[Collected data]
________________________
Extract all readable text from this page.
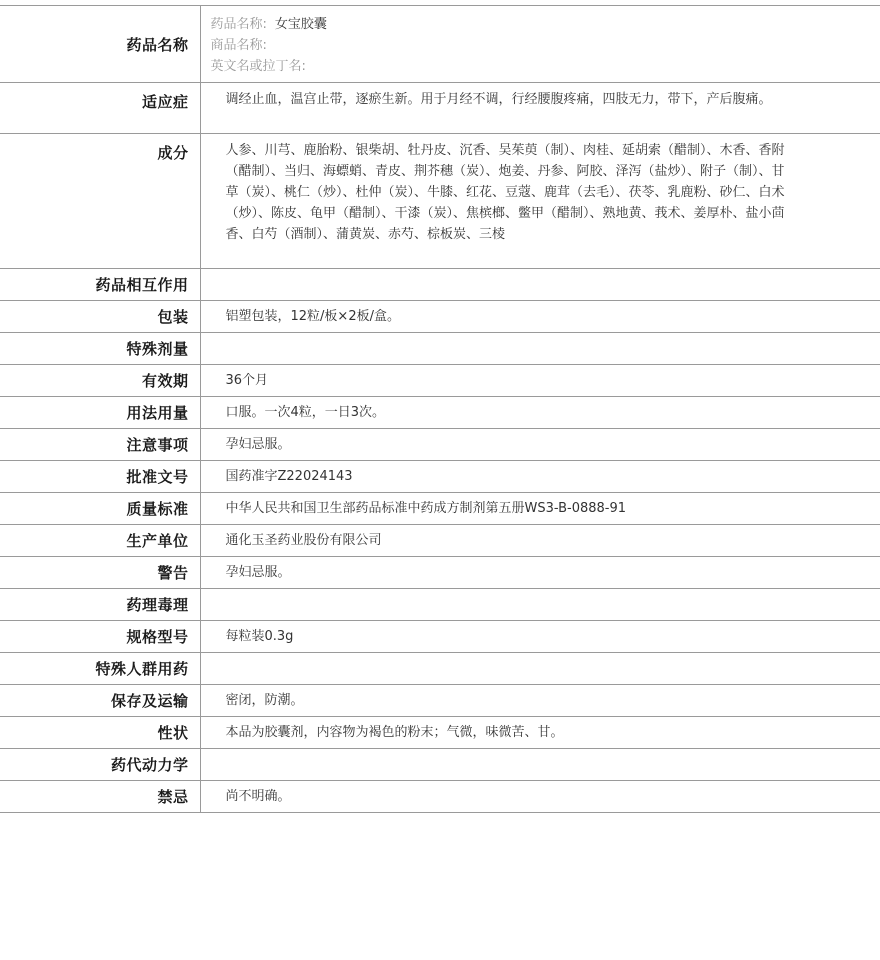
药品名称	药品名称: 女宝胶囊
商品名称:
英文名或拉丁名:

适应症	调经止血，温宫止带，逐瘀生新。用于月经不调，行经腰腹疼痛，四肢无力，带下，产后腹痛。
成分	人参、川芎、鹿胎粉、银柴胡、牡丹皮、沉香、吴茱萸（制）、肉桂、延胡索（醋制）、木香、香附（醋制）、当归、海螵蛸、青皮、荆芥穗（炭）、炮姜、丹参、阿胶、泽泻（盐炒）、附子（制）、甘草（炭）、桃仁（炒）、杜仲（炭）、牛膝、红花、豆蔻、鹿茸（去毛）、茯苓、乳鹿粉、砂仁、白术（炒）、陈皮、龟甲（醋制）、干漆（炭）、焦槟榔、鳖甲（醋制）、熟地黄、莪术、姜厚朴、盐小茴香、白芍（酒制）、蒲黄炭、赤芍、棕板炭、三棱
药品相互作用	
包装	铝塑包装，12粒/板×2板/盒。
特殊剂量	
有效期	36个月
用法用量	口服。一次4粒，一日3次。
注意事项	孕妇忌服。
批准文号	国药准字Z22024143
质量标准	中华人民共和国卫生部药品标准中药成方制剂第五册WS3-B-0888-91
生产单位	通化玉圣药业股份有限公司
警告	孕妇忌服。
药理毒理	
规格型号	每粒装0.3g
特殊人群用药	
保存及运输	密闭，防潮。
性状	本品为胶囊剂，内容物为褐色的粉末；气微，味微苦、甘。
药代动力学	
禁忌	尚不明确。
________________________
__EXERCISE TASK__
Extract every line of the data exactly; pictures stay out.

__TASK RESPONSE__
Extract all readable text from this page.
药品名称	药品名称: 女宝胶囊
商品名称:
英文名或拉丁名:

适应症	调经止血，温宫止带，逐瘀生新。用于月经不调，行经腰腹疼痛，四肢无力，带下，产后腹痛。
成分	人参、川芎、鹿胎粉、银柴胡、牡丹皮、沉香、吴茱萸（制）、肉桂、延胡索（醋制）、木香、香附（醋制）、当归、海螵蛸、青皮、荆芥穗（炭）、炮姜、丹参、阿胶、泽泻（盐炒）、附子（制）、甘草（炭）、桃仁（炒）、杜仲（炭）、牛膝、红花、豆蔻、鹿茸（去毛）、茯苓、乳鹿粉、砂仁、白术（炒）、陈皮、龟甲（醋制）、干漆（炭）、焦槟榔、鳖甲（醋制）、熟地黄、莪术、姜厚朴、盐小茴香、白芍（酒制）、蒲黄炭、赤芍、棕板炭、三棱
药品相互作用	
包装	铝塑包装，12粒/板×2板/盒。
特殊剂量	
有效期	36个月
用法用量	口服。一次4粒，一日3次。
注意事项	孕妇忌服。
批准文号	国药准字Z22024143
质量标准	中华人民共和国卫生部药品标准中药成方制剂第五册WS3-B-0888-91
生产单位	通化玉圣药业股份有限公司
警告	孕妇忌服。
药理毒理	
规格型号	每粒装0.3g
特殊人群用药	
保存及运输	密闭，防潮。
性状	本品为胶囊剂，内容物为褐色的粉末；气微，味微苦、甘。
药代动力学	
禁忌	尚不明确。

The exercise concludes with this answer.